** Start of Data for processing **

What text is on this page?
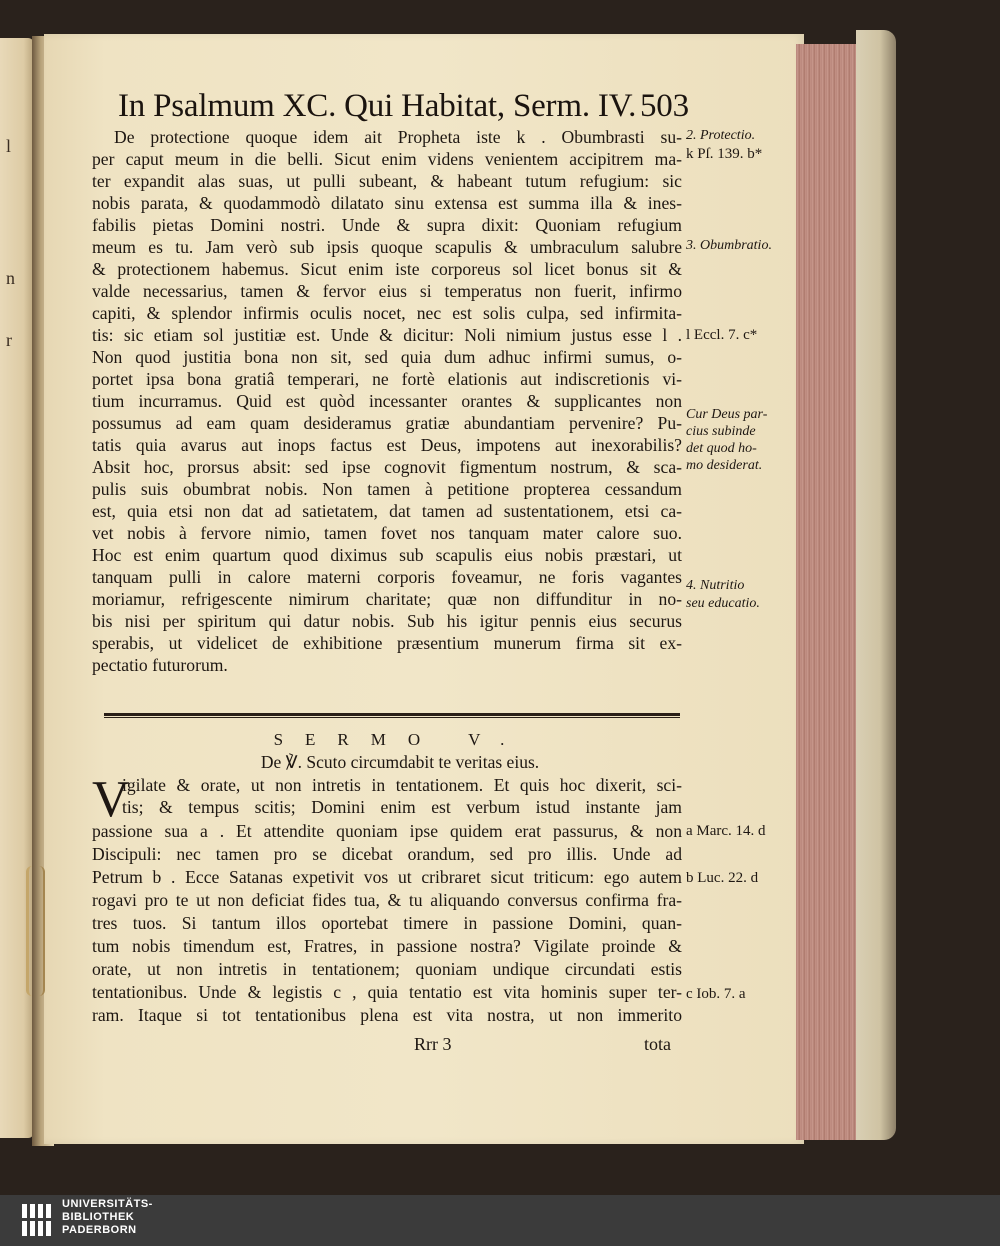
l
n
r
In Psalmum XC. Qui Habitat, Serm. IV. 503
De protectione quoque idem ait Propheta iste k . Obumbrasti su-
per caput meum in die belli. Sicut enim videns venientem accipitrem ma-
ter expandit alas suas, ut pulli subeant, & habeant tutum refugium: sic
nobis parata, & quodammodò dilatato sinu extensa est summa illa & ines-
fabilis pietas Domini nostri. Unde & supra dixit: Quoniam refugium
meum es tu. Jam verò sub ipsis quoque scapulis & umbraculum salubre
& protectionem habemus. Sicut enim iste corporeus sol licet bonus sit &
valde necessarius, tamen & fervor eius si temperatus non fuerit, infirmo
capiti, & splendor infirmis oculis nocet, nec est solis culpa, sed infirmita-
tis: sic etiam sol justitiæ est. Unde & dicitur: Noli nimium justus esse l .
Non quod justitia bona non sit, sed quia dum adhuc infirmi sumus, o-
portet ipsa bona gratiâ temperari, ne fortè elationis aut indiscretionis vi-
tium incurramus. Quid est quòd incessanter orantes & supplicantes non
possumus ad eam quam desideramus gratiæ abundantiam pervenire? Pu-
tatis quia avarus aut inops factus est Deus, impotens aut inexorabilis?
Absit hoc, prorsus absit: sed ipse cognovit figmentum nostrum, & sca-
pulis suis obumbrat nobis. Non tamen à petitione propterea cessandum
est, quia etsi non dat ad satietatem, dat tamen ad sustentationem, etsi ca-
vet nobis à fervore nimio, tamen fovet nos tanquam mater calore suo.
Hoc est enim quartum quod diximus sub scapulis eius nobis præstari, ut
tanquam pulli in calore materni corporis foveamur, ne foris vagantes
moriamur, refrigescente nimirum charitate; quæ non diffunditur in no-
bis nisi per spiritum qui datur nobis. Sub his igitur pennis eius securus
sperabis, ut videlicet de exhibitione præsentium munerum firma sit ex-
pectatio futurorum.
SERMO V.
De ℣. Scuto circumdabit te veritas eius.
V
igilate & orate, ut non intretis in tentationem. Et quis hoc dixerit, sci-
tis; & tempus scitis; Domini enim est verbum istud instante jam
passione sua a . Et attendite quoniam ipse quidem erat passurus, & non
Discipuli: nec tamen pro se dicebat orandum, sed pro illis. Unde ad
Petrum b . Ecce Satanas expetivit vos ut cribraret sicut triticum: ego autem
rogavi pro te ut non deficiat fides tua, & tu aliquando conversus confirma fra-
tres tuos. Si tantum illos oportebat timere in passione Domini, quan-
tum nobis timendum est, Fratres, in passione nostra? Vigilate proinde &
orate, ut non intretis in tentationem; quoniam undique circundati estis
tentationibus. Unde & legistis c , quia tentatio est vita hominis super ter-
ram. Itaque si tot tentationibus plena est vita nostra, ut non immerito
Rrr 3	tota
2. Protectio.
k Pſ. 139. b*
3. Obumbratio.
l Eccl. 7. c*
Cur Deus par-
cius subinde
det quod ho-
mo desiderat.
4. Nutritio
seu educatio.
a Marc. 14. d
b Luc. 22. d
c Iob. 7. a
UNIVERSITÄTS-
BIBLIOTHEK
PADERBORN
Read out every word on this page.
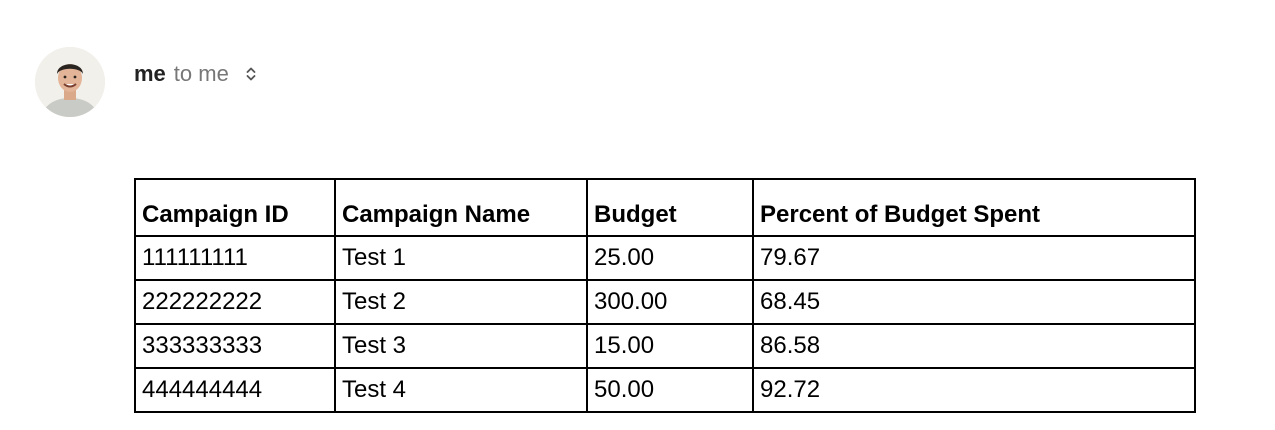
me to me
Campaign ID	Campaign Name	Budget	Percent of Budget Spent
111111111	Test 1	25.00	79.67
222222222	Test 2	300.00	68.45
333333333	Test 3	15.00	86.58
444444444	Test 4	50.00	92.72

** End of Data for processing **

* [To do]: Make an exact copy of only those lines that run from the line with "Read out every word on this page." through the end of the records, excluding pictures.

* [Solution to this task]:
Read out every word on this page.
me to me
Campaign ID	Campaign Name	Budget	Percent of Budget Spent
111111111	Test 1	25.00	79.67
222222222	Test 2	300.00	68.45
333333333	Test 3	15.00	86.58
444444444	Test 4	50.00	92.72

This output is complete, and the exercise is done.